## AIM OF THE EXERCISE:
Copy, from the entries below, each line where the word "JSON" can be found.

## INPUT FOR THIS TASK:
-- Begin --

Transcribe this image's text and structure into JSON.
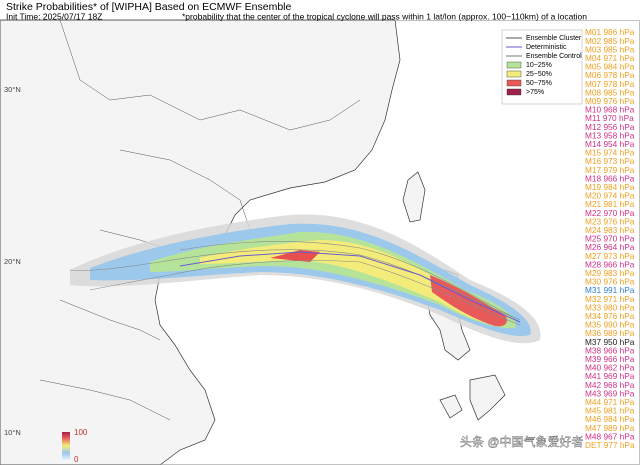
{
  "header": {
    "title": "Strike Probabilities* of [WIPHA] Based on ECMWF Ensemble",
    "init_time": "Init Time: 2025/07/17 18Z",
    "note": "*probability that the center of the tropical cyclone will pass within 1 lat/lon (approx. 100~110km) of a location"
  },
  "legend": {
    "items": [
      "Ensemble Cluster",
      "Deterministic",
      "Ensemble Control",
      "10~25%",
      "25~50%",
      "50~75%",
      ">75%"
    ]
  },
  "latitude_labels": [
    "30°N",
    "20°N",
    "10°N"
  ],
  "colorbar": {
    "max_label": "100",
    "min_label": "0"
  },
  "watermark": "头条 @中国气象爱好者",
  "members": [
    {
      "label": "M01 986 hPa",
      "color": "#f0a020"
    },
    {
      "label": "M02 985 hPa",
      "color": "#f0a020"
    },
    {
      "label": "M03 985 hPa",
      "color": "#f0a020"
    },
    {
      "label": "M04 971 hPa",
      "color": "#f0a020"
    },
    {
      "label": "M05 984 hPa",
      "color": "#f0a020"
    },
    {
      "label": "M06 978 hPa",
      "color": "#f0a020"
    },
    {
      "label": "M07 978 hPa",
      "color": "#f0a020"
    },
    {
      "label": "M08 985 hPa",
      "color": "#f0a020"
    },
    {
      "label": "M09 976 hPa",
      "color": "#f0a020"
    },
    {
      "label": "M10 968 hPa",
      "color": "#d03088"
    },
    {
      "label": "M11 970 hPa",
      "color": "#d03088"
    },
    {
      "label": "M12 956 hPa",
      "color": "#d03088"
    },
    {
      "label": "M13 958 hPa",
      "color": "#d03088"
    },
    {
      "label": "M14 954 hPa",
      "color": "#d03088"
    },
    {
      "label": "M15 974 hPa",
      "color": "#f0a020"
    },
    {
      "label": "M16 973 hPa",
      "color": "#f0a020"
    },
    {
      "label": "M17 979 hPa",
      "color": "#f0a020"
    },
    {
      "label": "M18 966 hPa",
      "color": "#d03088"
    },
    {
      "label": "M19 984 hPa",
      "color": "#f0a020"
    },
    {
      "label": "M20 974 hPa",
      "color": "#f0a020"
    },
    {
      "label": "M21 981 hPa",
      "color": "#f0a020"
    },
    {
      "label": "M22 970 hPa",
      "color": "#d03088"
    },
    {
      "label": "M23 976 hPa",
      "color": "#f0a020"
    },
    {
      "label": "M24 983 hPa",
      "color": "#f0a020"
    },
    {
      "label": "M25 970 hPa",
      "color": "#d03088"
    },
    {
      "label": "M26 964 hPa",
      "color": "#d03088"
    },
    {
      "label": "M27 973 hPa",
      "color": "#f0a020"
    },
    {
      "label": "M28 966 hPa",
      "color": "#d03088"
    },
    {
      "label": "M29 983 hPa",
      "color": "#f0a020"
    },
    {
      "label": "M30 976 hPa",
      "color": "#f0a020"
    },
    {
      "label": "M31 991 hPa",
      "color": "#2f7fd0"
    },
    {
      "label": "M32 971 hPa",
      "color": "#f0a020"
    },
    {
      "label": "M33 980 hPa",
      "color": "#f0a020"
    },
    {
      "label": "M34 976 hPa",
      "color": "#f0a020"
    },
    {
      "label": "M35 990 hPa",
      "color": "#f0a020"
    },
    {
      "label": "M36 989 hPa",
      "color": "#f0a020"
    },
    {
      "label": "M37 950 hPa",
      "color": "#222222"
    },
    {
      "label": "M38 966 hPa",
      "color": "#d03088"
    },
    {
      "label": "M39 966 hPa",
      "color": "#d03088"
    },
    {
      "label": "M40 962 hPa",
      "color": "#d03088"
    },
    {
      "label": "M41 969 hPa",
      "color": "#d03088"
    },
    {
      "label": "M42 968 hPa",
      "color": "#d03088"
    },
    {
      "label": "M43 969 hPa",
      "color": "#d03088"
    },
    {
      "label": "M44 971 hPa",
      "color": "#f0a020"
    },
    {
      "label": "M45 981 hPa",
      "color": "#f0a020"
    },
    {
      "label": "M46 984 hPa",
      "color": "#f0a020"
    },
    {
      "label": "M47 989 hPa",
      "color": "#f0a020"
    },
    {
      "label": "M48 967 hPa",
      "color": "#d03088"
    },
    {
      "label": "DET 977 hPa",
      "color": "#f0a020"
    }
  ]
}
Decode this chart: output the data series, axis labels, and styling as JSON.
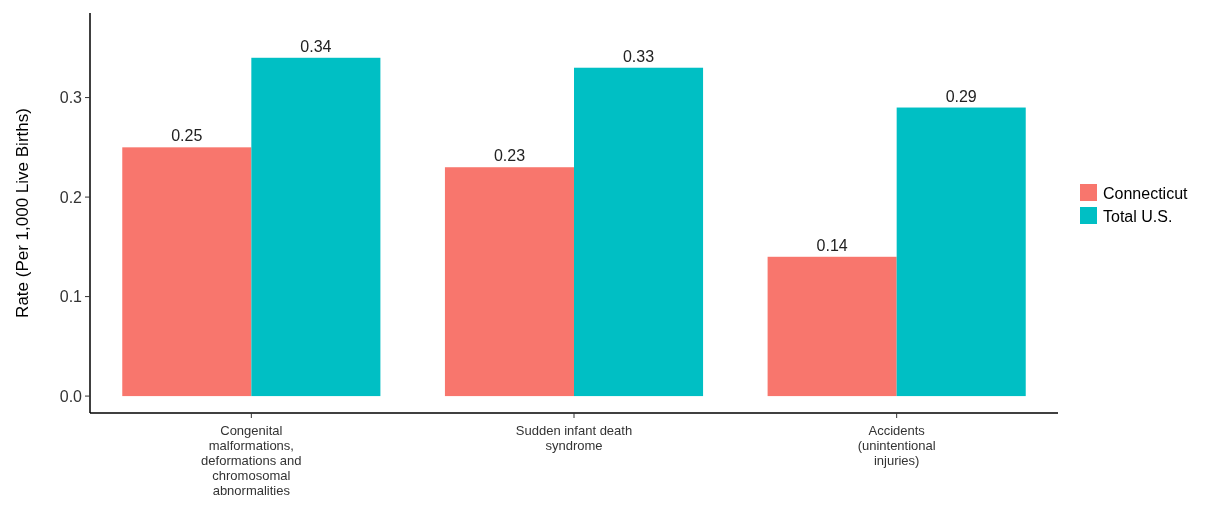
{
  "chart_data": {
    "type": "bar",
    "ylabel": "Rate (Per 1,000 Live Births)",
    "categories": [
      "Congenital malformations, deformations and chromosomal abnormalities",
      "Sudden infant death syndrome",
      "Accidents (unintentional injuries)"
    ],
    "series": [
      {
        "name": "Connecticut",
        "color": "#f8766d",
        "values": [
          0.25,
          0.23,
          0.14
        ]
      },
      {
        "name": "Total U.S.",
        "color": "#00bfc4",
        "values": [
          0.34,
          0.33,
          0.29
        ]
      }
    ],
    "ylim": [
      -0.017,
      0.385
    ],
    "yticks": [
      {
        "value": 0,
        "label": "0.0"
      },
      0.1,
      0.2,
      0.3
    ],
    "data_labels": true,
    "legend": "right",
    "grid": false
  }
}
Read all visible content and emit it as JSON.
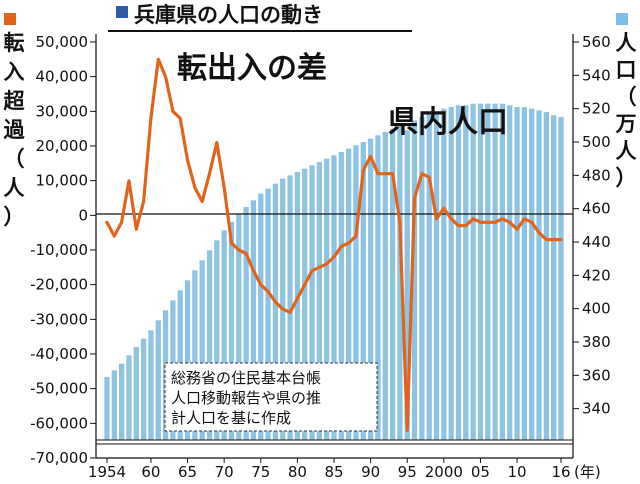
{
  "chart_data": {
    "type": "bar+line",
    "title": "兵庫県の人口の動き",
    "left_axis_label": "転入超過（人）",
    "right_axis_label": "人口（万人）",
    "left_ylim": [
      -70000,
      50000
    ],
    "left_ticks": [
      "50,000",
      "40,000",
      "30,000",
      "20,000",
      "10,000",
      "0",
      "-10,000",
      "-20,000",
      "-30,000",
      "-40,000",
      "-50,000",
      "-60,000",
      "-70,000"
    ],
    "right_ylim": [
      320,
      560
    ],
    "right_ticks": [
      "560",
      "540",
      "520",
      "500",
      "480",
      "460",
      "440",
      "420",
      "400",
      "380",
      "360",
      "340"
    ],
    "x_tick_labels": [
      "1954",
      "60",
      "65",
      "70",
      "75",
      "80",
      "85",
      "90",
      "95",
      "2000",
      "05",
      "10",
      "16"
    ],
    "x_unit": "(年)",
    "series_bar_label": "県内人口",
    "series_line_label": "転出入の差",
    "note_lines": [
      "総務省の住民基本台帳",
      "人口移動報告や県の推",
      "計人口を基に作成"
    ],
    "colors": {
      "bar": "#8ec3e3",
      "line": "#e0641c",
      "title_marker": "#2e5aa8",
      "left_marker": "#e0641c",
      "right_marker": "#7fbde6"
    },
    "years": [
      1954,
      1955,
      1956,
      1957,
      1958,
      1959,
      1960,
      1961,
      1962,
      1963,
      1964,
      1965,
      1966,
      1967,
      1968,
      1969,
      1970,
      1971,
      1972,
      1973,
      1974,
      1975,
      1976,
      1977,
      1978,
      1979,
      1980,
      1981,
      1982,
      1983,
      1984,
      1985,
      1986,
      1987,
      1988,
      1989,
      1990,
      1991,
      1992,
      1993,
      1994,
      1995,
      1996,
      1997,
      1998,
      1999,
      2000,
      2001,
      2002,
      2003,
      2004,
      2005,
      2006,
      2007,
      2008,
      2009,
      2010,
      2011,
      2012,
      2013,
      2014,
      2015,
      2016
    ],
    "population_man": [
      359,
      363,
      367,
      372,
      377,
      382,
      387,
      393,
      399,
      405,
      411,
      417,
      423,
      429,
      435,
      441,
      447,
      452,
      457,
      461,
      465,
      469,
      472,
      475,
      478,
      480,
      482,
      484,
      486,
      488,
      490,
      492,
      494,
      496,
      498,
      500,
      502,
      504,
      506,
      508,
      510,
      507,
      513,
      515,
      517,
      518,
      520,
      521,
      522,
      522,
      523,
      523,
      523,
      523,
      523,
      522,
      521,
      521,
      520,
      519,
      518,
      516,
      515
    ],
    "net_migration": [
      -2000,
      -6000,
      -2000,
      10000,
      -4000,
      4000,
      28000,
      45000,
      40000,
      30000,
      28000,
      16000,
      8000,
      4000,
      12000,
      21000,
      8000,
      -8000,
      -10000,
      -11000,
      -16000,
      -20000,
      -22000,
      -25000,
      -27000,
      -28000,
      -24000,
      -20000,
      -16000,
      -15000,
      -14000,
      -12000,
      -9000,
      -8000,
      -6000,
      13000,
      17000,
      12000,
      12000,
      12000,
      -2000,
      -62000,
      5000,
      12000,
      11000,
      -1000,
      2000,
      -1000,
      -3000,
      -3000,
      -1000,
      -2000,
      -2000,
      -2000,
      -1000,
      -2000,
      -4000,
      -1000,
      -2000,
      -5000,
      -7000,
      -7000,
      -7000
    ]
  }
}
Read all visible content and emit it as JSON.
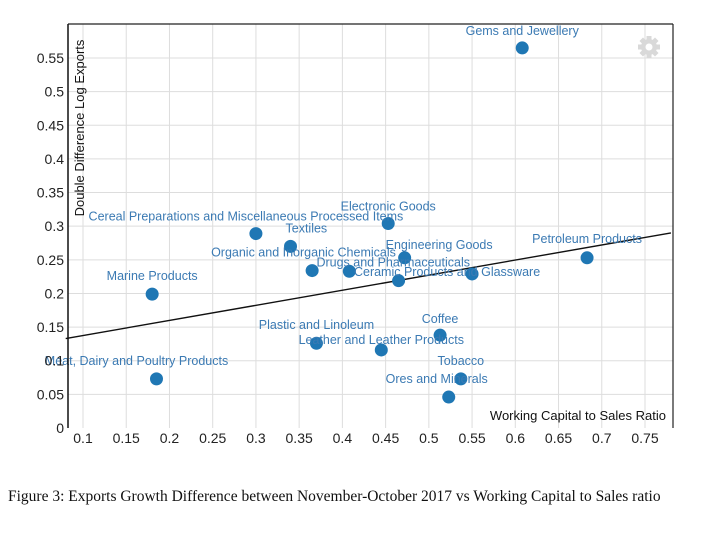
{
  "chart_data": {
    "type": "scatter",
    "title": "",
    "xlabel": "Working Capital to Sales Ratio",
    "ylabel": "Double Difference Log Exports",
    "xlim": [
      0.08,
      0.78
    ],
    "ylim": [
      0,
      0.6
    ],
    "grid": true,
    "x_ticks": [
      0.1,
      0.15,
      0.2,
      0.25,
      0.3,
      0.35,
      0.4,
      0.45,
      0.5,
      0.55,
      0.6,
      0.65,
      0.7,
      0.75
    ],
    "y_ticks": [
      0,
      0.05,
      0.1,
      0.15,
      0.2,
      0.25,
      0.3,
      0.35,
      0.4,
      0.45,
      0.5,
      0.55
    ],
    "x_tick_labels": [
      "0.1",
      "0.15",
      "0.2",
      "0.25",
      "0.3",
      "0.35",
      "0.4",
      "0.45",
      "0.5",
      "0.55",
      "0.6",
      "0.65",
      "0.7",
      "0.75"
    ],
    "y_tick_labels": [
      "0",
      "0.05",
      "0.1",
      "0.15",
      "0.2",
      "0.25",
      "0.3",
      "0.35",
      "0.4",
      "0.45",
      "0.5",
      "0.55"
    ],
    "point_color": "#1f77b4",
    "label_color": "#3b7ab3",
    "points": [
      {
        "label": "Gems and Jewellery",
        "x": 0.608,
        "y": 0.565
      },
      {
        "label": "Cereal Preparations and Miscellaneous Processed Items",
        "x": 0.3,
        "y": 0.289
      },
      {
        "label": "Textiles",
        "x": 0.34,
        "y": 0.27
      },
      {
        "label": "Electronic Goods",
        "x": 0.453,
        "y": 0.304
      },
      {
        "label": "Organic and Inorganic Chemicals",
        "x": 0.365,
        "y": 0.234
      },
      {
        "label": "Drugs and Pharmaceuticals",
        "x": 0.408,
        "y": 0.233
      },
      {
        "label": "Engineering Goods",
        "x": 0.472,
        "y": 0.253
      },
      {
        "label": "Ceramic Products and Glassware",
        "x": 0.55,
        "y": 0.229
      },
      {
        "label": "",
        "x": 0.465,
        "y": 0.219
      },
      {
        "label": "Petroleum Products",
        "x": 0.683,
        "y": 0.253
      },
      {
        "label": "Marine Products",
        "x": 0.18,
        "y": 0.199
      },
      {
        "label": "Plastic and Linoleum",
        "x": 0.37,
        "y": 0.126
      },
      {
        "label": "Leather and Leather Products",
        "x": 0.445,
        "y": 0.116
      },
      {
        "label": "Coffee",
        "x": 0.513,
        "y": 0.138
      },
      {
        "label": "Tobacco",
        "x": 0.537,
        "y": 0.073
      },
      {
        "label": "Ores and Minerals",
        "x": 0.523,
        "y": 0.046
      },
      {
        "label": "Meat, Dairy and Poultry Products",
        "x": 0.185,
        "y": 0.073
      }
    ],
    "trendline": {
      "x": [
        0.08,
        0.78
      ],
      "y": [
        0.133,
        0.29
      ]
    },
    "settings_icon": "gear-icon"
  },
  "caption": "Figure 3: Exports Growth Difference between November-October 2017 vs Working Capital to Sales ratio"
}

-- End --

## FINISHED ANSWER:
Transcribe this image's text and structure into JSON.
Decode this chart: output the data series, axis labels, and styling as JSON.
Read all visible content and emit it as JSON.
Read all visible content and emit it as JSON.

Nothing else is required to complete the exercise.